> **The task**: Return each entry exactly, with none missing.

> **Excerpted records**:
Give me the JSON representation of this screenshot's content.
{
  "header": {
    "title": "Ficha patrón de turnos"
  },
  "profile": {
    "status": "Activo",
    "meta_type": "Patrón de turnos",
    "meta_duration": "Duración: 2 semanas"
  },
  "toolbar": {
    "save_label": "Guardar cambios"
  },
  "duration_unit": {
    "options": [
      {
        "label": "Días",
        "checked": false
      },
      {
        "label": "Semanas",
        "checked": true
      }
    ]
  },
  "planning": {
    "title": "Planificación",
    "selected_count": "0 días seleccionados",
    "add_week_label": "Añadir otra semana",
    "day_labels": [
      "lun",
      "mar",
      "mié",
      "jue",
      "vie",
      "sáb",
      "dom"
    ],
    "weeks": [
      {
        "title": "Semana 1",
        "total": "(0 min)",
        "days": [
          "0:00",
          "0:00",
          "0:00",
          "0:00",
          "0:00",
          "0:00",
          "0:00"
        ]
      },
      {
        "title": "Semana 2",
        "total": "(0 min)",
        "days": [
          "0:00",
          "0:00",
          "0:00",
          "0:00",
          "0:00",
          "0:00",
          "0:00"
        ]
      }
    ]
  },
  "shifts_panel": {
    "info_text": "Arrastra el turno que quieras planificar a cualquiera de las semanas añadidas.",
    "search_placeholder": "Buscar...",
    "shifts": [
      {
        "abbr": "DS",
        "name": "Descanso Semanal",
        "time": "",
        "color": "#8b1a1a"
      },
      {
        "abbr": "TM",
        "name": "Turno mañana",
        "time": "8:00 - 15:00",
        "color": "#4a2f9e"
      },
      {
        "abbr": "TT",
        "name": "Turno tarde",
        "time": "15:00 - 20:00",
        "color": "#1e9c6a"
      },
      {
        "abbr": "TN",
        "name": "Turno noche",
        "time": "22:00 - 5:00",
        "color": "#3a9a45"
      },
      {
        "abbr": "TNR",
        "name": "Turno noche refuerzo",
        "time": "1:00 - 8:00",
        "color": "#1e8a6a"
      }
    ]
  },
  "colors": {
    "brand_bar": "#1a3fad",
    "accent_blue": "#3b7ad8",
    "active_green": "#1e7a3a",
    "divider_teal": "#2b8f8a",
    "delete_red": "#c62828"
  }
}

> **Solution to this task**:
Give me the JSON representation of this screenshot's content.
{
  "header": {
    "title": "Ficha patrón de turnos"
  },
  "profile": {
    "status": "Activo",
    "meta_type": "Patrón de turnos",
    "meta_duration": "Duración: 2 semanas"
  },
  "toolbar": {
    "save_label": "Guardar cambios"
  },
  "duration_unit": {
    "options": [
      {
        "label": "Días",
        "checked": false
      },
      {
        "label": "Semanas",
        "checked": true
      }
    ]
  },
  "planning": {
    "title": "Planificación",
    "selected_count": "0 días seleccionados",
    "add_week_label": "Añadir otra semana",
    "day_labels": [
      "lun",
      "mar",
      "mié",
      "jue",
      "vie",
      "sáb",
      "dom"
    ],
    "weeks": [
      {
        "title": "Semana 1",
        "total": "(0 min)",
        "days": [
          "0:00",
          "0:00",
          "0:00",
          "0:00",
          "0:00",
          "0:00",
          "0:00"
        ]
      },
      {
        "title": "Semana 2",
        "total": "(0 min)",
        "days": [
          "0:00",
          "0:00",
          "0:00",
          "0:00",
          "0:00",
          "0:00",
          "0:00"
        ]
      }
    ]
  },
  "shifts_panel": {
    "info_text": "Arrastra el turno que quieras planificar a cualquiera de las semanas añadidas.",
    "search_placeholder": "Buscar...",
    "shifts": [
      {
        "abbr": "DS",
        "name": "Descanso Semanal",
        "time": "",
        "color": "#8b1a1a"
      },
      {
        "abbr": "TM",
        "name": "Turno mañana",
        "time": "8:00 - 15:00",
        "color": "#4a2f9e"
      },
      {
        "abbr": "TT",
        "name": "Turno tarde",
        "time": "15:00 - 20:00",
        "color": "#1e9c6a"
      },
      {
        "abbr": "TN",
        "name": "Turno noche",
        "time": "22:00 - 5:00",
        "color": "#3a9a45"
      },
      {
        "abbr": "TNR",
        "name": "Turno noche refuerzo",
        "time": "1:00 - 8:00",
        "color": "#1e8a6a"
      }
    ]
  },
  "colors": {
    "brand_bar": "#1a3fad",
    "accent_blue": "#3b7ad8",
    "active_green": "#1e7a3a",
    "divider_teal": "#2b8f8a",
    "delete_red": "#c62828"
  }
}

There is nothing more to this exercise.